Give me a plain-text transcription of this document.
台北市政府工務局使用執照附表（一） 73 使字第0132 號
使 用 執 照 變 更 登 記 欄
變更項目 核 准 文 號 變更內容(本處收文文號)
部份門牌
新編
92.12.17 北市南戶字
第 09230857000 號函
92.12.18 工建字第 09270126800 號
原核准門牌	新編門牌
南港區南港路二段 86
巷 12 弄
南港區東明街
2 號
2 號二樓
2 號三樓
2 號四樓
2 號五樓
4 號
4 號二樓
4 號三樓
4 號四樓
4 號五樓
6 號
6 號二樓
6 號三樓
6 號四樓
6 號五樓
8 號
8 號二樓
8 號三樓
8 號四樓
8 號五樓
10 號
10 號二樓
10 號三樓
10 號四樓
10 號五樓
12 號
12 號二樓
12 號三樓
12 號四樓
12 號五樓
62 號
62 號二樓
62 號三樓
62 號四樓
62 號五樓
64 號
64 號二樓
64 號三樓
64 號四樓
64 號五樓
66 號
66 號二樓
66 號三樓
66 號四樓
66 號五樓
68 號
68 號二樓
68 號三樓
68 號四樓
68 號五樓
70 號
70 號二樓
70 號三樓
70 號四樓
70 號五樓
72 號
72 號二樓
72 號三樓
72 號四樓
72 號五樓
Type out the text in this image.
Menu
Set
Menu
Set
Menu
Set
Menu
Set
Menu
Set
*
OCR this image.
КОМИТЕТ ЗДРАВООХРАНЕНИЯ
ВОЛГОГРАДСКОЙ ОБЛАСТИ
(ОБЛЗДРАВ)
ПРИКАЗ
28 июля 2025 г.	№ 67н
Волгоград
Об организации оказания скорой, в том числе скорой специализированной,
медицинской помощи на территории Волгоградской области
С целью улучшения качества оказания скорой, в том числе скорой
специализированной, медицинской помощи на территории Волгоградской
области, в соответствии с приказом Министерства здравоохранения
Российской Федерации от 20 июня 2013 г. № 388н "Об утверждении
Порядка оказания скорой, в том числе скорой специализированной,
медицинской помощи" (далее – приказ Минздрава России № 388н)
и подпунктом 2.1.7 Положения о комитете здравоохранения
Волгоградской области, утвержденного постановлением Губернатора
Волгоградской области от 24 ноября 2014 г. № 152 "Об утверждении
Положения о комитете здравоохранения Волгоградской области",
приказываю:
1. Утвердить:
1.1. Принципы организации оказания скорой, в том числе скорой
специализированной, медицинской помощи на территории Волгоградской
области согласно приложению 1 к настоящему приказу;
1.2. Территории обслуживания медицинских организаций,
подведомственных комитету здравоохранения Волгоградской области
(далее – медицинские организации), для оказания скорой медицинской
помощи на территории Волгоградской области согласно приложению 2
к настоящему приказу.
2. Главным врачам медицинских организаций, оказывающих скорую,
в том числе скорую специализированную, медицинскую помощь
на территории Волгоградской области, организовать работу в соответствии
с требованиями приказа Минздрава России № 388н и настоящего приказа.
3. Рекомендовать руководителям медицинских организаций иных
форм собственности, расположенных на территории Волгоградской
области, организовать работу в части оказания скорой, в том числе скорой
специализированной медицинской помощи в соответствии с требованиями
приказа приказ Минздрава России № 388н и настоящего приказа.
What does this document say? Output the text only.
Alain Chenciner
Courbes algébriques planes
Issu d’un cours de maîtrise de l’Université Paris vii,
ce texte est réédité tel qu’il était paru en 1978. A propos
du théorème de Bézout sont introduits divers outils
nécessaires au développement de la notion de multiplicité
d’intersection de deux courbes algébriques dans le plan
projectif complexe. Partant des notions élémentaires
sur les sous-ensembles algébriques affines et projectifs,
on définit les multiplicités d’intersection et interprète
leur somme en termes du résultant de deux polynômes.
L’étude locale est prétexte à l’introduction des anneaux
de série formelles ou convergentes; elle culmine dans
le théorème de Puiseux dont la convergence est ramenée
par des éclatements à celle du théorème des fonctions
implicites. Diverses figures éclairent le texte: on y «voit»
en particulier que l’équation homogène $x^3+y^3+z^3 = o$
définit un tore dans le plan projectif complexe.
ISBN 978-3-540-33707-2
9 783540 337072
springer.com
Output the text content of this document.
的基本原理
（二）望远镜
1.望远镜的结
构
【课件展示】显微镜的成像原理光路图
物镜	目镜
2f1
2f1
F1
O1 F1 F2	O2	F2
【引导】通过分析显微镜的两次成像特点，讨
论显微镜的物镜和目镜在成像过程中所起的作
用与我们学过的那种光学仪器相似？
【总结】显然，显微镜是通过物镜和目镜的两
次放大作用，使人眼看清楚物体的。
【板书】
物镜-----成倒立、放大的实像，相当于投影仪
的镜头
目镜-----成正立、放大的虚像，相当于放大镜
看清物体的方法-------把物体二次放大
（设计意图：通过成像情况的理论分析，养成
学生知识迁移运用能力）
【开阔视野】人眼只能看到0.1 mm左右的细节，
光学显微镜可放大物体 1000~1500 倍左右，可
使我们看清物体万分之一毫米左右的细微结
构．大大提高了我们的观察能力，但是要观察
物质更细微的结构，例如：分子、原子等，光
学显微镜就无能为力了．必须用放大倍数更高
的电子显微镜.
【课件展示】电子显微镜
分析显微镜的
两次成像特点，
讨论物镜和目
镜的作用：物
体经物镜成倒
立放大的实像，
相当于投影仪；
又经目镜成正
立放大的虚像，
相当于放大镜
--
GIVEN EXERCISE: Extract all the entries word for word.

FULL OUTPUT:
Give me a plain-text transcription of this document.
台北市政府工務局使用執照附表（一） 73 使字第0132 號
使 用 執 照 變 更 登 記 欄
變更項目 核 准 文 號 變更內容(本處收文文號)
部份門牌
新編
92.12.17 北市南戶字
第 09230857000 號函
92.12.18 工建字第 09270126800 號
原核准門牌	新編門牌
南港區南港路二段 86
巷 12 弄
南港區東明街
2 號
2 號二樓
2 號三樓
2 號四樓
2 號五樓
4 號
4 號二樓
4 號三樓
4 號四樓
4 號五樓
6 號
6 號二樓
6 號三樓
6 號四樓
6 號五樓
8 號
8 號二樓
8 號三樓
8 號四樓
8 號五樓
10 號
10 號二樓
10 號三樓
10 號四樓
10 號五樓
12 號
12 號二樓
12 號三樓
12 號四樓
12 號五樓
62 號
62 號二樓
62 號三樓
62 號四樓
62 號五樓
64 號
64 號二樓
64 號三樓
64 號四樓
64 號五樓
66 號
66 號二樓
66 號三樓
66 號四樓
66 號五樓
68 號
68 號二樓
68 號三樓
68 號四樓
68 號五樓
70 號
70 號二樓
70 號三樓
70 號四樓
70 號五樓
72 號
72 號二樓
72 號三樓
72 號四樓
72 號五樓
Type out the text in this image.
Menu
Set
Menu
Set
Menu
Set
Menu
Set
Menu
Set
*
OCR this image.
КОМИТЕТ ЗДРАВООХРАНЕНИЯ
ВОЛГОГРАДСКОЙ ОБЛАСТИ
(ОБЛЗДРАВ)
ПРИКАЗ
28 июля 2025 г.	№ 67н
Волгоград
Об организации оказания скорой, в том числе скорой специализированной,
медицинской помощи на территории Волгоградской области
С целью улучшения качества оказания скорой, в том числе скорой
специализированной, медицинской помощи на территории Волгоградской
области, в соответствии с приказом Министерства здравоохранения
Российской Федерации от 20 июня 2013 г. № 388н "Об утверждении
Порядка оказания скорой, в том числе скорой специализированной,
медицинской помощи" (далее – приказ Минздрава России № 388н)
и подпунктом 2.1.7 Положения о комитете здравоохранения
Волгоградской области, утвержденного постановлением Губернатора
Волгоградской области от 24 ноября 2014 г. № 152 "Об утверждении
Положения о комитете здравоохранения Волгоградской области",
приказываю:
1. Утвердить:
1.1. Принципы организации оказания скорой, в том числе скорой
специализированной, медицинской помощи на территории Волгоградской
области согласно приложению 1 к настоящему приказу;
1.2. Территории обслуживания медицинских организаций,
подведомственных комитету здравоохранения Волгоградской области
(далее – медицинские организации), для оказания скорой медицинской
помощи на территории Волгоградской области согласно приложению 2
к настоящему приказу.
2. Главным врачам медицинских организаций, оказывающих скорую,
в том числе скорую специализированную, медицинскую помощь
на территории Волгоградской области, организовать работу в соответствии
с требованиями приказа Минздрава России № 388н и настоящего приказа.
3. Рекомендовать руководителям медицинских организаций иных
форм собственности, расположенных на территории Волгоградской
области, организовать работу в части оказания скорой, в том числе скорой
специализированной медицинской помощи в соответствии с требованиями
приказа приказ Минздрава России № 388н и настоящего приказа.
What does this document say? Output the text only.
Alain Chenciner
Courbes algébriques planes
Issu d’un cours de maîtrise de l’Université Paris vii,
ce texte est réédité tel qu’il était paru en 1978. A propos
du théorème de Bézout sont introduits divers outils
nécessaires au développement de la notion de multiplicité
d’intersection de deux courbes algébriques dans le plan
projectif complexe. Partant des notions élémentaires
sur les sous-ensembles algébriques affines et projectifs,
on définit les multiplicités d’intersection et interprète
leur somme en termes du résultant de deux polynômes.
L’étude locale est prétexte à l’introduction des anneaux
de série formelles ou convergentes; elle culmine dans
le théorème de Puiseux dont la convergence est ramenée
par des éclatements à celle du théorème des fonctions
implicites. Diverses figures éclairent le texte: on y «voit»
en particulier que l’équation homogène $x^3+y^3+z^3 = o$
définit un tore dans le plan projectif complexe.
ISBN 978-3-540-33707-2
9 783540 337072
springer.com
Output the text content of this document.
的基本原理
（二）望远镜
1.望远镜的结
构
【课件展示】显微镜的成像原理光路图
物镜	目镜
2f1
2f1
F1
O1 F1 F2	O2	F2
【引导】通过分析显微镜的两次成像特点，讨
论显微镜的物镜和目镜在成像过程中所起的作
用与我们学过的那种光学仪器相似？
【总结】显然，显微镜是通过物镜和目镜的两
次放大作用，使人眼看清楚物体的。
【板书】
物镜-----成倒立、放大的实像，相当于投影仪
的镜头
目镜-----成正立、放大的虚像，相当于放大镜
看清物体的方法-------把物体二次放大
（设计意图：通过成像情况的理论分析，养成
学生知识迁移运用能力）
【开阔视野】人眼只能看到0.1 mm左右的细节，
光学显微镜可放大物体 1000~1500 倍左右，可
使我们看清物体万分之一毫米左右的细微结
构．大大提高了我们的观察能力，但是要观察
物质更细微的结构，例如：分子、原子等，光
学显微镜就无能为力了．必须用放大倍数更高
的电子显微镜.
【课件展示】电子显微镜
分析显微镜的
两次成像特点，
讨论物镜和目
镜的作用：物
体经物镜成倒
立放大的实像，
相当于投影仪；
又经目镜成正
立放大的虚像，
相当于放大镜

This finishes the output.